(Trecho fornecido):
════════════════════

Nos preços, a liderança fica com a indústria extrativa no mês de julho e no acumulado do ano. Os preços da agropecuária registram a menor variação (2,3%) na comparação do acumulado do ano até julho. Logo é o desempenho favorável nos preços de petróleo e de commodities siderúrgicas que tem puxado o resultado da indústria extrativa ao longo do ano. No caso das commodities siderúrgicas, o efeito das restrições Trump podem explicar em parte esse resultado.

A variação do volume importado está descrita no Gráfico 6. O aumento de 41, 7% na indústria de transformação foi influenciado pelas compras de plataformas de petróleo. Em julho de 2017, o valor importado foi de US$ 341 mil e em julho de 2018, US$ 3,3 bilhões. Como o índice de volume considera a tonelagem importada, uma compra de plataforma influencia. Outro mês que isso ocorreu foi em fevereiro. No entanto, mesmo excluindo as plataformas, há um aumento no volume importado em outros segmentos da indústria como será ressaltado.


A análise por categoria de uso das exportações da indústria de transformação mostra queda em todas as categorias, exceto bens de consumo não duráveis na comparação mensal. Chama atenção o desempenho dos bens duráveis de consumo, com elevada participação da indústria automotiva, tendo como principal destino a Argentina. A piora nas condições econômicas do país levaram a uma retração na demanda por itens dessa indústria. As vendas de automóveis caíram 36% para esse país entre julho de 2017 e 2018. Na comparação do acumulado no ano, o destaque são os bens de capital (aumento de 21,9%), pois todas as outras categorias registraram recuo nessa base de comparação. O resultado é influenciado pelas vendas de plataformas de petróleo (aumento de 207% em valor) e máquinas de terraplanagem (40%).



O resultado do volume importado de bens de capital da indústria de transformação foi influenciado pelas plataformas de petróleo em julho (aumento de 223,5%). Observa-se pelas informações da Secretaria de Comércio Exterior que US$ 1,6 bilhões são operações oriundas do Brasil e US$ 1,6 bilhões da China e o restante de outros países (US$ 1 milhão). O aumento nas compras de bens duráveis de consumo, onde os automóveis têm importante participação, estariam associadas ao fim de restrições impostas pelo regime automotivo (INOVAR AUTO) que vigorou até o final de 2017. No entanto, registra-se variações positivas em todas as categorias, o que seria explicado pela melhora no primeiro semestre do nível de atividade e renda, pois o câmbio como veremos não está favorável.

════════════════════

(Verifique sua compreensão):
1 – Relacione todos os países mencionados pelo nome no trecho sobre o comércio exterior da indústria.
2 – Segundo o trecho sobre o comércio exterior da indústria, até quando vigorou o regime automotivo INOVAR AUTO?
3 – Prossiga com a redação do trecho sobre o comércio exterior da indústria, dando continuidade à sua última frase.

════════════════════

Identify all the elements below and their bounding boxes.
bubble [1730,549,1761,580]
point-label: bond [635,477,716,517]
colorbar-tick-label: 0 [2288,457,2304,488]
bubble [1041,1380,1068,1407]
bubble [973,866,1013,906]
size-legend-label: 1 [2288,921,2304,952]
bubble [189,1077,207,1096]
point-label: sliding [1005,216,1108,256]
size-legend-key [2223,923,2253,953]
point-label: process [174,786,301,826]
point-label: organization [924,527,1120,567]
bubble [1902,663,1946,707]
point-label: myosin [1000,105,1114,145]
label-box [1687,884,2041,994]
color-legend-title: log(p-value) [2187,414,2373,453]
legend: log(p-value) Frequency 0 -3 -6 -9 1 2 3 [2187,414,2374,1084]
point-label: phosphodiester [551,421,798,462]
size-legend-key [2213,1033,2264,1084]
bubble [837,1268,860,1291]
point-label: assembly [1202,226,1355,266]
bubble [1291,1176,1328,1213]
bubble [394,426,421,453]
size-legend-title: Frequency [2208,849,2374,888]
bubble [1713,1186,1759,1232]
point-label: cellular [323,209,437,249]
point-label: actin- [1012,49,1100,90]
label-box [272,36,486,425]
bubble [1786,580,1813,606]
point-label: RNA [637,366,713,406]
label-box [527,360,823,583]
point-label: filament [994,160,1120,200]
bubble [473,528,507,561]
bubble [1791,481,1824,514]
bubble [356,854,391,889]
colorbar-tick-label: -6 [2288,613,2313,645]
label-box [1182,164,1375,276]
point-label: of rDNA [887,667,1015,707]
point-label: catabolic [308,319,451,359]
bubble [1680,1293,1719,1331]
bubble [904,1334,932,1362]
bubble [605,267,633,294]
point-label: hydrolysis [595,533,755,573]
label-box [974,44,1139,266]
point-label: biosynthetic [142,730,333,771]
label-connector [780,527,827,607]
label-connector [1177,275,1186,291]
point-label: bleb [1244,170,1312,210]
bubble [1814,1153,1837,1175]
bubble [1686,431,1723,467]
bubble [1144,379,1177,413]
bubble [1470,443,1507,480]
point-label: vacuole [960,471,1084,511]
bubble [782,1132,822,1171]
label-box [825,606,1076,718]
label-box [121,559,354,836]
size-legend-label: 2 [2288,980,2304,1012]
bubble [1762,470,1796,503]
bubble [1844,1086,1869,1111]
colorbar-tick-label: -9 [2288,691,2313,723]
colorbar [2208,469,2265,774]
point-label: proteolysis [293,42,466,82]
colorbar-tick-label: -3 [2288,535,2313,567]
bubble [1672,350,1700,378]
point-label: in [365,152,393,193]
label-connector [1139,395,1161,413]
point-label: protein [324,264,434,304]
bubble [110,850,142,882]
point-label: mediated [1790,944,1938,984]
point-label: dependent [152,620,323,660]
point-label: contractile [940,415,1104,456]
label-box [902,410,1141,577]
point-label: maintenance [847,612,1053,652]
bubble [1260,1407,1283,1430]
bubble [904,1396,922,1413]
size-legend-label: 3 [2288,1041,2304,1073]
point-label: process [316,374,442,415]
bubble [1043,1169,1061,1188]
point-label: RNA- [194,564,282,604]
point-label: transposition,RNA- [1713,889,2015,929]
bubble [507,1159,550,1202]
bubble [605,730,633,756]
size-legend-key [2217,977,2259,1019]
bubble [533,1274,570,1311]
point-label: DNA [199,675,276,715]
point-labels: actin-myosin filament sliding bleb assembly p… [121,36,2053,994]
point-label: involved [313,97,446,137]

════════════════════

(Conjunto de respostas):
1 – Argentina, Brasil e China.

2 – Até o final de 2017.

3 –
O ICOMEX apresenta índices que são indicadores do nível de atividade. As importações de bens de capital lideram as compras tanto na indústria de transformação (antes analisada) e no setor agropecuário. No caso da indústria de transformação, o peso das plataformas deve ser considerado e atenua o sinal de um possível aumento generalizado na formação bruta de capital fixo da economia. As compras de bens intermediários no setor agropecuário recuaram, o que é compatível com a desvalorização cambial. Na indústria, mesmo com projeções de desaceleração do ritmo de atividade para o segundo semestre, as importações de bens intermediários cresceram 14,8%, em julho, o que pode ser interpretado como antecipação de compras face a uma possível escalada de desvalorização do real num cenário eleitoral incerto.



Consideração final - A balança comercial permanece numa situação favorável e, logo, o setor externo continua sendo um não problema para a conjuntura econômica do país. No entanto, algumas questões merecem atenção. A primeira se refere à evolução da taxa de câmbio real efetiva que desvalorizou 10,6 % entre janeiro e julho de 2018 (Grafico 10). Se por um lado a desvalorização é positiva para as exportações, variações acentuadas e volatilidade cambial não são favoráveis para operações de comércio exterior. Expectativas de desvalorizações adiam decisões de exportar e antecipam as de importar.



A segunda se refere ao efeito Trump. Os ganhos por desvio de comércio (caso da soja, por exemplo) não irão compensa a desaceleração do comércio mundial num cenário de acirramento do protecionismo, algo ainda incerto.

A terceira remete a uma questão de médio/longo prazo. A concentração das exportações em commodities (em julho, soja em grão, minério de fero e petróleo explicaram 41% das exportações) e, logo, a dependência do mercado chinês colocam questões sobre a agenda da política comercial para o próximo governo.